WRITTEN TASK: Output all the material that follows, exactly as given.

◆ ◆ ◆

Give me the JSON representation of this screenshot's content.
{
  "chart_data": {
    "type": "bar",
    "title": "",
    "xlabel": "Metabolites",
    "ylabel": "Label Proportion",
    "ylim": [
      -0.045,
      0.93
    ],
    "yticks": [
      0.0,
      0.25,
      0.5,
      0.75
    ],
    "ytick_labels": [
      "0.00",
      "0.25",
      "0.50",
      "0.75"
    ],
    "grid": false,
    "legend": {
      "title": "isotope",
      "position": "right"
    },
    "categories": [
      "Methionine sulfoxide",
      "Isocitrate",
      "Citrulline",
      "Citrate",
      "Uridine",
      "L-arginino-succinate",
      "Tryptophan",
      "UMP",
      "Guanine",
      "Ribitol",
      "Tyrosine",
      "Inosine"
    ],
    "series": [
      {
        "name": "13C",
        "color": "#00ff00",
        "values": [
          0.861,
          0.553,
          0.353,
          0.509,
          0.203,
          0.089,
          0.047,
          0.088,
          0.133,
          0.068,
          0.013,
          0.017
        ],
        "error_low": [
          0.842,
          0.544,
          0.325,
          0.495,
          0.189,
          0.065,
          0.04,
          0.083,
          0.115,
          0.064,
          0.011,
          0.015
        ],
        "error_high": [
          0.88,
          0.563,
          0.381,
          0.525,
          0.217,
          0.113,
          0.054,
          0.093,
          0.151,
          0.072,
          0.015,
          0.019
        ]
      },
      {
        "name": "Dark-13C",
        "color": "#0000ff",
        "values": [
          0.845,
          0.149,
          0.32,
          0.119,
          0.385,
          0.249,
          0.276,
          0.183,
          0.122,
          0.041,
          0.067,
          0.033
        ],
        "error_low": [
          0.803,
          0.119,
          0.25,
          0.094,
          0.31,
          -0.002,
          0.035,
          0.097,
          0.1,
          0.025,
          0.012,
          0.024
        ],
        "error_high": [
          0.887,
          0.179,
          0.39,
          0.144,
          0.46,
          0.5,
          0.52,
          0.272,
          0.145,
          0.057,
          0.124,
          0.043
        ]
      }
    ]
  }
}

◆ ◆ ◆

OUTPUT FOR THIS EXERCISE:
Give me the JSON representation of this screenshot's content.
{
  "chart_data": {
    "type": "bar",
    "title": "",
    "xlabel": "Metabolites",
    "ylabel": "Label Proportion",
    "ylim": [
      -0.045,
      0.93
    ],
    "yticks": [
      0.0,
      0.25,
      0.5,
      0.75
    ],
    "ytick_labels": [
      "0.00",
      "0.25",
      "0.50",
      "0.75"
    ],
    "grid": false,
    "legend": {
      "title": "isotope",
      "position": "right"
    },
    "categories": [
      "Methionine sulfoxide",
      "Isocitrate",
      "Citrulline",
      "Citrate",
      "Uridine",
      "L-arginino-succinate",
      "Tryptophan",
      "UMP",
      "Guanine",
      "Ribitol",
      "Tyrosine",
      "Inosine"
    ],
    "series": [
      {
        "name": "13C",
        "color": "#00ff00",
        "values": [
          0.861,
          0.553,
          0.353,
          0.509,
          0.203,
          0.089,
          0.047,
          0.088,
          0.133,
          0.068,
          0.013,
          0.017
        ],
        "error_low": [
          0.842,
          0.544,
          0.325,
          0.495,
          0.189,
          0.065,
          0.04,
          0.083,
          0.115,
          0.064,
          0.011,
          0.015
        ],
        "error_high": [
          0.88,
          0.563,
          0.381,
          0.525,
          0.217,
          0.113,
          0.054,
          0.093,
          0.151,
          0.072,
          0.015,
          0.019
        ]
      },
      {
        "name": "Dark-13C",
        "color": "#0000ff",
        "values": [
          0.845,
          0.149,
          0.32,
          0.119,
          0.385,
          0.249,
          0.276,
          0.183,
          0.122,
          0.041,
          0.067,
          0.033
        ],
        "error_low": [
          0.803,
          0.119,
          0.25,
          0.094,
          0.31,
          -0.002,
          0.035,
          0.097,
          0.1,
          0.025,
          0.012,
          0.024
        ],
        "error_high": [
          0.887,
          0.179,
          0.39,
          0.144,
          0.46,
          0.5,
          0.52,
          0.272,
          0.145,
          0.057,
          0.124,
          0.043
        ]
      }
    ]
  }
}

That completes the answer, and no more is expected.